— begin Records for processing —
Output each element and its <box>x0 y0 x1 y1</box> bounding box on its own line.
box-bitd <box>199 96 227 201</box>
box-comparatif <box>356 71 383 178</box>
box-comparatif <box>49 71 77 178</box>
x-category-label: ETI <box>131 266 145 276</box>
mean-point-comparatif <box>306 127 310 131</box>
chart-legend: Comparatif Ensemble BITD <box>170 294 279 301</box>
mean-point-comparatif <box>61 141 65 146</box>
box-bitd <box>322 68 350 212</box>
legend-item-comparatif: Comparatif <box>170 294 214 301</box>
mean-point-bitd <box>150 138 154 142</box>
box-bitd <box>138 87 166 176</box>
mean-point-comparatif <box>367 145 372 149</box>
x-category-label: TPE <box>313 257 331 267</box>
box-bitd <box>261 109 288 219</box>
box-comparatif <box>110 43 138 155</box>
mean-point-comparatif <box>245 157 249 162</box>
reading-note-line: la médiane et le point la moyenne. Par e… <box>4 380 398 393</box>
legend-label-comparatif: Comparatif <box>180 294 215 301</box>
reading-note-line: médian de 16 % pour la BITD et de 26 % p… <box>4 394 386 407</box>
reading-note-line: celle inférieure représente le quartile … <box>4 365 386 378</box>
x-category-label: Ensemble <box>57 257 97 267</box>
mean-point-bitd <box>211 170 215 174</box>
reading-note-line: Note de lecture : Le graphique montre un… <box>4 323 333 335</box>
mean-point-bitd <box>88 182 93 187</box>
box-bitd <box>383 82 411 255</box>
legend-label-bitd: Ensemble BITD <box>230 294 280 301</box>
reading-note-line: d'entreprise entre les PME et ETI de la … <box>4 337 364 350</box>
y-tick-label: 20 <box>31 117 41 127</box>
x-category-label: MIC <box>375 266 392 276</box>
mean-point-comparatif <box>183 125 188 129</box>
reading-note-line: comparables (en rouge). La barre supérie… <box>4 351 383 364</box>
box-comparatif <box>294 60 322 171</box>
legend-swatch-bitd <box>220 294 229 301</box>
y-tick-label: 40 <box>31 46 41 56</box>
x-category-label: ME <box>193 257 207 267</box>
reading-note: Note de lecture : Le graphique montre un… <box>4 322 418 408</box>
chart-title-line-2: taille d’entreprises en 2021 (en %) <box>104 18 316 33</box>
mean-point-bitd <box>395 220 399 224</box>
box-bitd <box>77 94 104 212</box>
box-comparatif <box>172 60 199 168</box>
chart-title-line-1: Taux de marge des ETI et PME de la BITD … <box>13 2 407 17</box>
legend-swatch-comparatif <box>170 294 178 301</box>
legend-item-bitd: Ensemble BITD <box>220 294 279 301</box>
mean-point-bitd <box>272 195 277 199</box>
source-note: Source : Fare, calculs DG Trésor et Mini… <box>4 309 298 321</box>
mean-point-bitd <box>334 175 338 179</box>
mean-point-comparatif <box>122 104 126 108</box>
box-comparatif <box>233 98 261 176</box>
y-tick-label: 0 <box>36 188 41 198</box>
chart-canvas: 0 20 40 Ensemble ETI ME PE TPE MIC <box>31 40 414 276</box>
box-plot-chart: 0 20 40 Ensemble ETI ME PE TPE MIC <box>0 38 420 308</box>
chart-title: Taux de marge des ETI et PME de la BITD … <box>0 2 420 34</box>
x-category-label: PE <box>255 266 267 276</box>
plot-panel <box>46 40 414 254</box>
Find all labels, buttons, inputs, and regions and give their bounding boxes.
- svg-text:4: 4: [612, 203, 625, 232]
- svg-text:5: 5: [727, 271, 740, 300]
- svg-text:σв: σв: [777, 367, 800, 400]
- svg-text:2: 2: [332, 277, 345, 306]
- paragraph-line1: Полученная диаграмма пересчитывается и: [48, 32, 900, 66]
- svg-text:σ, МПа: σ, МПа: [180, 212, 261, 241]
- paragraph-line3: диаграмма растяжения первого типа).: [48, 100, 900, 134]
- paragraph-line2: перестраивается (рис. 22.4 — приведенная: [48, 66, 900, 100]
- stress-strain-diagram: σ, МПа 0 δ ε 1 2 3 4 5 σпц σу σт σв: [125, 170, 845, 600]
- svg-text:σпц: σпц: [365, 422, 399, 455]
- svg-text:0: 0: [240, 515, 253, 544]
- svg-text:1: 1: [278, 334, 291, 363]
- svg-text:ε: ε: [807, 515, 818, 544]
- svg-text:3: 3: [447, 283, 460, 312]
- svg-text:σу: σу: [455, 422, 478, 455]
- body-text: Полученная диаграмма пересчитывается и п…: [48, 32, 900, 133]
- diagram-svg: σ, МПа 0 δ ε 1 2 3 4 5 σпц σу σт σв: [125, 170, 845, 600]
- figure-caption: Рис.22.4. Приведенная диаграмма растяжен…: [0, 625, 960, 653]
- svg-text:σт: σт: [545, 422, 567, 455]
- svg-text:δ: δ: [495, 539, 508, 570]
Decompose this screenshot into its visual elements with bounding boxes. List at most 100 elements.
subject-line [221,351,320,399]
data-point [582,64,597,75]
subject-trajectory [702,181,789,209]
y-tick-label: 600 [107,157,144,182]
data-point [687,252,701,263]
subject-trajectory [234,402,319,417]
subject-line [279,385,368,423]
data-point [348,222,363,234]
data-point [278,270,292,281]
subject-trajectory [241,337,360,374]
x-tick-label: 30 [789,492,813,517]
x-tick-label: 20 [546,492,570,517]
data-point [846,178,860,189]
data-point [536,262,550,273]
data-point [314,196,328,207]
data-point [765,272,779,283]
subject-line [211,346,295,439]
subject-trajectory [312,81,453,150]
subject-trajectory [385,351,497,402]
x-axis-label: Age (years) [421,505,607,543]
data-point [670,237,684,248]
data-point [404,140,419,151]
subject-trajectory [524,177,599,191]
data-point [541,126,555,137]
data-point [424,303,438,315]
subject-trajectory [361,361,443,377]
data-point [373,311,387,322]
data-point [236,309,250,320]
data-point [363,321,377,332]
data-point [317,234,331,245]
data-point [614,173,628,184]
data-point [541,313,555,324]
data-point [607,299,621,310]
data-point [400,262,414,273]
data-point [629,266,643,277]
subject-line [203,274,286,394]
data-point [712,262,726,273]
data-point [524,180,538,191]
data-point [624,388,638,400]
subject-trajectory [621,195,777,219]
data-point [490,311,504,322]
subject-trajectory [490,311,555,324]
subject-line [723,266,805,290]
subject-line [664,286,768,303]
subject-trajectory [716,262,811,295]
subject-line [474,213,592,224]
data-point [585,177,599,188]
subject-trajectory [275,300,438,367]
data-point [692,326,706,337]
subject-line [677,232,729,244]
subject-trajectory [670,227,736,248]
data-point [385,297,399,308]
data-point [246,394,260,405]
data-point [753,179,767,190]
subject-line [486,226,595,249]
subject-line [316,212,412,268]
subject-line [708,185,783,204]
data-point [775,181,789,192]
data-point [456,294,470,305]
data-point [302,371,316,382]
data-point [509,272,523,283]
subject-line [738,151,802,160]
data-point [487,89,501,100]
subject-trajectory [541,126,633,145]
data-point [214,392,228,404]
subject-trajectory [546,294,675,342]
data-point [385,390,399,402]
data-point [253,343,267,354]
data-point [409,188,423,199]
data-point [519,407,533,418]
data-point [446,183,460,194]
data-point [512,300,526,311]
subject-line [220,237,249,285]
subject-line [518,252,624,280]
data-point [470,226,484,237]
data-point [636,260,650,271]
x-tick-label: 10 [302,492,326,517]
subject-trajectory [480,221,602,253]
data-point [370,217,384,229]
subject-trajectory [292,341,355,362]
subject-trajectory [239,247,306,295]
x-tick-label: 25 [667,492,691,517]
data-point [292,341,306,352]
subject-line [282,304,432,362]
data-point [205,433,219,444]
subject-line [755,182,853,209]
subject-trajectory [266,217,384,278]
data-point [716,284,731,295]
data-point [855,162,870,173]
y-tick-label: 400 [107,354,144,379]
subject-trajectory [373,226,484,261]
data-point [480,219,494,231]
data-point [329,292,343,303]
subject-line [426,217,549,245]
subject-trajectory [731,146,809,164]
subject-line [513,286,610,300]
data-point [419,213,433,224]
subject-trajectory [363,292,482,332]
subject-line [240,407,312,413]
— end Records for processing —
• **Short task**:
Write out the lines word for word, starting at the very first line and ending at the line that contains "mean-point-comparatif <box>306 127", including both of those lines.

• **Correct result**:
Output each element and its <box>x0 y0 x1 y1</box> bounding box on its own line.
box-bitd <box>199 96 227 201</box>
box-comparatif <box>356 71 383 178</box>
box-comparatif <box>49 71 77 178</box>
x-category-label: ETI <box>131 266 145 276</box>
mean-point-comparatif <box>306 127 310 131</box>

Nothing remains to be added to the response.